— Start Data listing —
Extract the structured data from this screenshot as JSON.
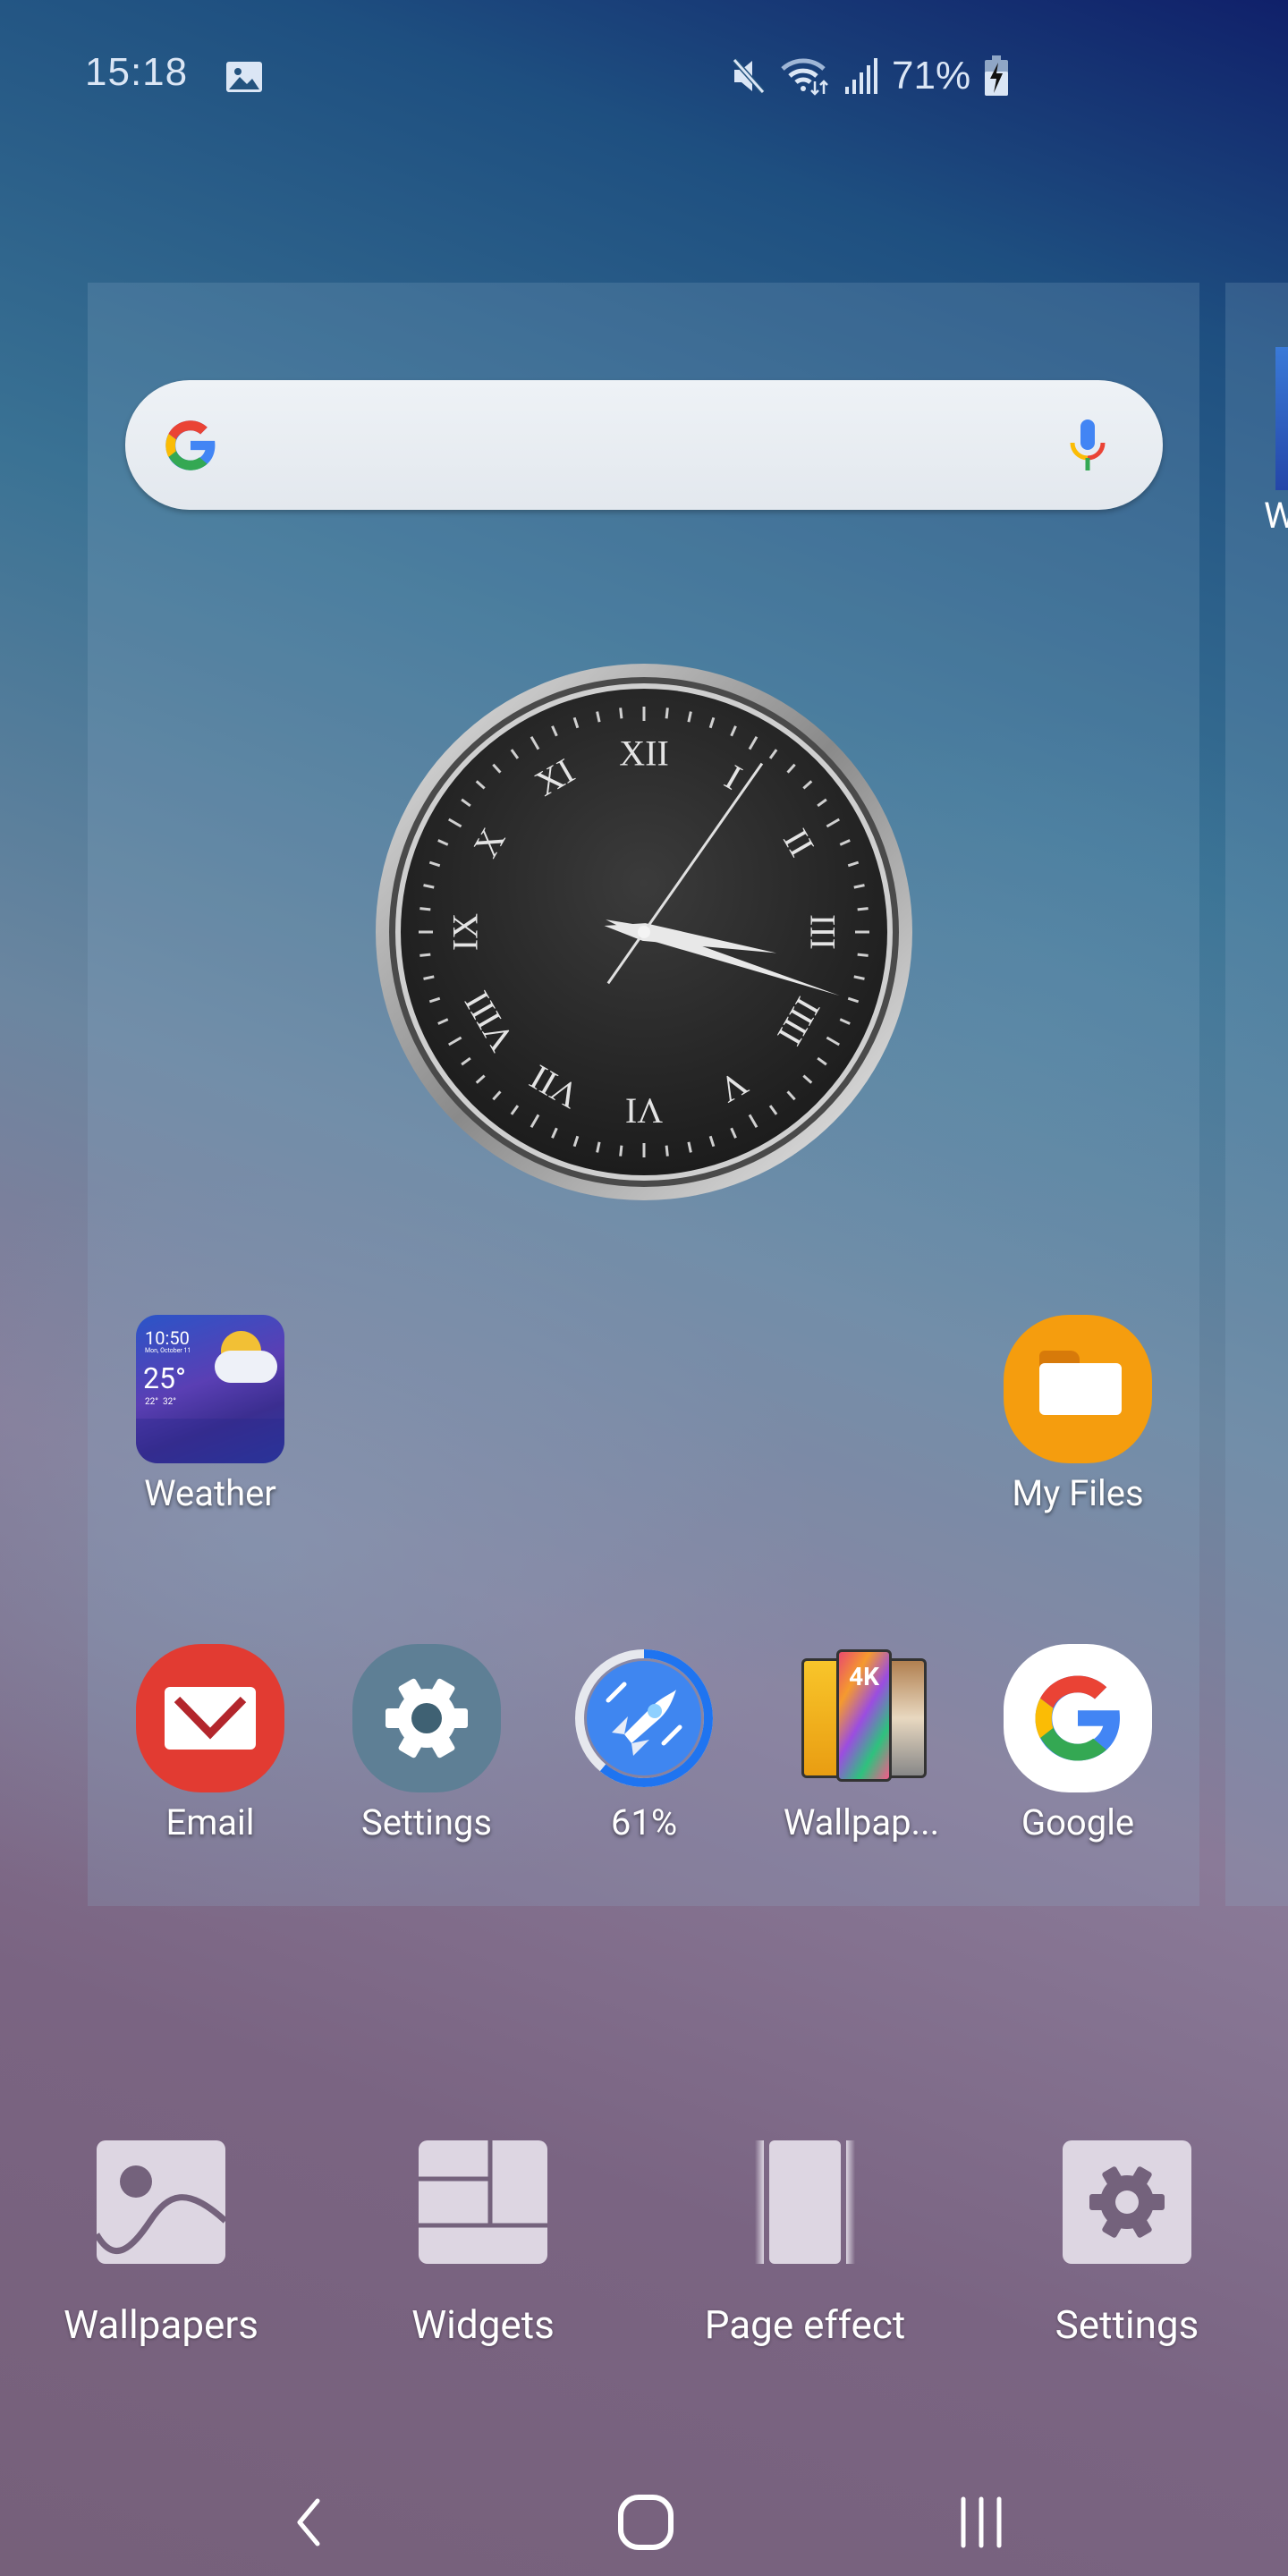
{
  "status_bar": {
    "time": "15:18",
    "notification_icons": [
      "image-icon"
    ],
    "system_icons": [
      "mute-icon",
      "wifi-icon",
      "signal-icon",
      "battery-charging-icon"
    ],
    "battery_percent": "71%"
  },
  "search_widget": {
    "logo": "google-g-icon",
    "voice_icon": "mic-icon",
    "colors": {
      "blue": "#4285F4",
      "red": "#EA4335",
      "yellow": "#FBBC05",
      "green": "#34A853"
    }
  },
  "clock_widget": {
    "type": "analog",
    "numerals": [
      "XII",
      "I",
      "II",
      "III",
      "IIII",
      "V",
      "VI",
      "VII",
      "VIII",
      "IX",
      "X",
      "XI"
    ],
    "time_shown": "15:18"
  },
  "home_apps": [
    {
      "label": "Weather",
      "icon": "weather-widget-icon",
      "preview": {
        "time": "10:50",
        "date": "Mon, October 11",
        "temp": "25°",
        "low": "22°",
        "high": "32°"
      }
    },
    {
      "label": "My Files",
      "icon": "folder-icon"
    }
  ],
  "dock_apps": [
    {
      "label": "Email",
      "icon": "email-icon"
    },
    {
      "label": "Settings",
      "icon": "gear-icon"
    },
    {
      "label": "61%",
      "icon": "rocket-booster-icon",
      "progress": 0.61
    },
    {
      "label": "Wallpap...",
      "icon": "wallpapers-4k-icon",
      "badge": "4K"
    },
    {
      "label": "Google",
      "icon": "google-icon"
    }
  ],
  "next_page": {
    "label_fragment": "W"
  },
  "edit_options": [
    {
      "label": "Wallpapers",
      "icon": "wallpaper-icon"
    },
    {
      "label": "Widgets",
      "icon": "widgets-icon"
    },
    {
      "label": "Page effect",
      "icon": "page-effect-icon"
    },
    {
      "label": "Settings",
      "icon": "settings-icon"
    }
  ],
  "nav_bar": {
    "back": "back-icon",
    "home": "home-icon",
    "recents": "recents-icon"
  }
}
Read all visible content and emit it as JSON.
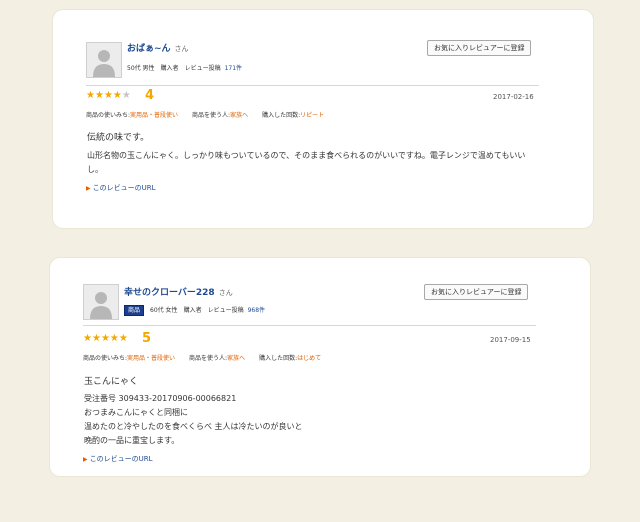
{
  "reviews": [
    {
      "user": {
        "name": "おばぁ~ん",
        "honorific": "さん",
        "age_gender": "50代 男性",
        "buyer": "購入者",
        "review_label": "レビュー投稿",
        "review_count": "171件",
        "badge": ""
      },
      "fav_button": "お気に入りレビュアーに登録",
      "rating": 4,
      "rating_text": "4",
      "date": "2017-02-16",
      "props": {
        "usage_label": "商品の使いみち:",
        "usage_value": "実用品・普段使い",
        "for_whom_label": "商品を使う人:",
        "for_whom_value": "家族へ",
        "times_label": "購入した回数:",
        "times_value": "リピート"
      },
      "title": "伝統の味です。",
      "body": [
        "山形名物の玉こんにゃく。しっかり味もついているので、そのまま食べられるのがいいですね。電子レンジで温めてもいい",
        "し。"
      ],
      "url_link": "このレビューのURL"
    },
    {
      "user": {
        "name": "幸せのクローバー228",
        "honorific": "さん",
        "age_gender": "60代 女性",
        "buyer": "購入者",
        "review_label": "レビュー投稿",
        "review_count": "968件",
        "badge": "商品"
      },
      "fav_button": "お気に入りレビュアーに登録",
      "rating": 5,
      "rating_text": "5",
      "date": "2017-09-15",
      "props": {
        "usage_label": "商品の使いみち:",
        "usage_value": "実用品・普段使い",
        "for_whom_label": "商品を使う人:",
        "for_whom_value": "家族へ",
        "times_label": "購入した回数:",
        "times_value": "はじめて"
      },
      "title": "玉こんにゃく",
      "body": [
        "受注番号 309433-20170906-00066821",
        "おつまみこんにゃくと同梱に",
        "温めたのと冷やしたのを食べくらべ 主人は冷たいのが良いと",
        "晩酌の一品に重宝します。"
      ],
      "url_link": "このレビューのURL"
    }
  ],
  "colors": {
    "background": "#f3efe2",
    "link": "#1e4b8f",
    "star": "#f2a800",
    "accent": "#e06000"
  },
  "icons": {
    "avatar": "default-user-avatar-icon",
    "star": "star-icon",
    "link_arrow": "triangle-right-icon"
  }
}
— End Data listing —
= Objective =
Pictures are excluded; output everything else in the data verbatim.

= Solution =
Extract the structured data from this screenshot as JSON.
{
  "status_bar": {
    "time": "15:18",
    "notification_icons": [
      "image-icon"
    ],
    "system_icons": [
      "mute-icon",
      "wifi-icon",
      "signal-icon",
      "battery-charging-icon"
    ],
    "battery_percent": "71%"
  },
  "search_widget": {
    "logo": "google-g-icon",
    "voice_icon": "mic-icon",
    "colors": {
      "blue": "#4285F4",
      "red": "#EA4335",
      "yellow": "#FBBC05",
      "green": "#34A853"
    }
  },
  "clock_widget": {
    "type": "analog",
    "numerals": [
      "XII",
      "I",
      "II",
      "III",
      "IIII",
      "V",
      "VI",
      "VII",
      "VIII",
      "IX",
      "X",
      "XI"
    ],
    "time_shown": "15:18"
  },
  "home_apps": [
    {
      "label": "Weather",
      "icon": "weather-widget-icon",
      "preview": {
        "time": "10:50",
        "date": "Mon, October 11",
        "temp": "25°",
        "low": "22°",
        "high": "32°"
      }
    },
    {
      "label": "My Files",
      "icon": "folder-icon"
    }
  ],
  "dock_apps": [
    {
      "label": "Email",
      "icon": "email-icon"
    },
    {
      "label": "Settings",
      "icon": "gear-icon"
    },
    {
      "label": "61%",
      "icon": "rocket-booster-icon",
      "progress": 0.61
    },
    {
      "label": "Wallpap...",
      "icon": "wallpapers-4k-icon",
      "badge": "4K"
    },
    {
      "label": "Google",
      "icon": "google-icon"
    }
  ],
  "next_page": {
    "label_fragment": "W"
  },
  "edit_options": [
    {
      "label": "Wallpapers",
      "icon": "wallpaper-icon"
    },
    {
      "label": "Widgets",
      "icon": "widgets-icon"
    },
    {
      "label": "Page effect",
      "icon": "page-effect-icon"
    },
    {
      "label": "Settings",
      "icon": "settings-icon"
    }
  ],
  "nav_bar": {
    "back": "back-icon",
    "home": "home-icon",
    "recents": "recents-icon"
  }
}
Read all visible content and emit it as JSON.
{
  "reviews": [
    {
      "user": {
        "name": "おばぁ~ん",
        "honorific": "さん",
        "age_gender": "50代 男性",
        "buyer": "購入者",
        "review_label": "レビュー投稿",
        "review_count": "171件",
        "badge": ""
      },
      "fav_button": "お気に入りレビュアーに登録",
      "rating": 4,
      "rating_text": "4",
      "date": "2017-02-16",
      "props": {
        "usage_label": "商品の使いみち:",
        "usage_value": "実用品・普段使い",
        "for_whom_label": "商品を使う人:",
        "for_whom_value": "家族へ",
        "times_label": "購入した回数:",
        "times_value": "リピート"
      },
      "title": "伝統の味です。",
      "body": [
        "山形名物の玉こんにゃく。しっかり味もついているので、そのまま食べられるのがいいですね。電子レンジで温めてもいい",
        "し。"
      ],
      "url_link": "このレビューのURL"
    },
    {
      "user": {
        "name": "幸せのクローバー228",
        "honorific": "さん",
        "age_gender": "60代 女性",
        "buyer": "購入者",
        "review_label": "レビュー投稿",
        "review_count": "968件",
        "badge": "商品"
      },
      "fav_button": "お気に入りレビュアーに登録",
      "rating": 5,
      "rating_text": "5",
      "date": "2017-09-15",
      "props": {
        "usage_label": "商品の使いみち:",
        "usage_value": "実用品・普段使い",
        "for_whom_label": "商品を使う人:",
        "for_whom_value": "家族へ",
        "times_label": "購入した回数:",
        "times_value": "はじめて"
      },
      "title": "玉こんにゃく",
      "body": [
        "受注番号 309433-20170906-00066821",
        "おつまみこんにゃくと同梱に",
        "温めたのと冷やしたのを食べくらべ 主人は冷たいのが良いと",
        "晩酌の一品に重宝します。"
      ],
      "url_link": "このレビューのURL"
    }
  ],
  "colors": {
    "background": "#f3efe2",
    "link": "#1e4b8f",
    "star": "#f2a800",
    "accent": "#e06000"
  },
  "icons": {
    "avatar": "default-user-avatar-icon",
    "star": "star-icon",
    "link_arrow": "triangle-right-icon"
  }
}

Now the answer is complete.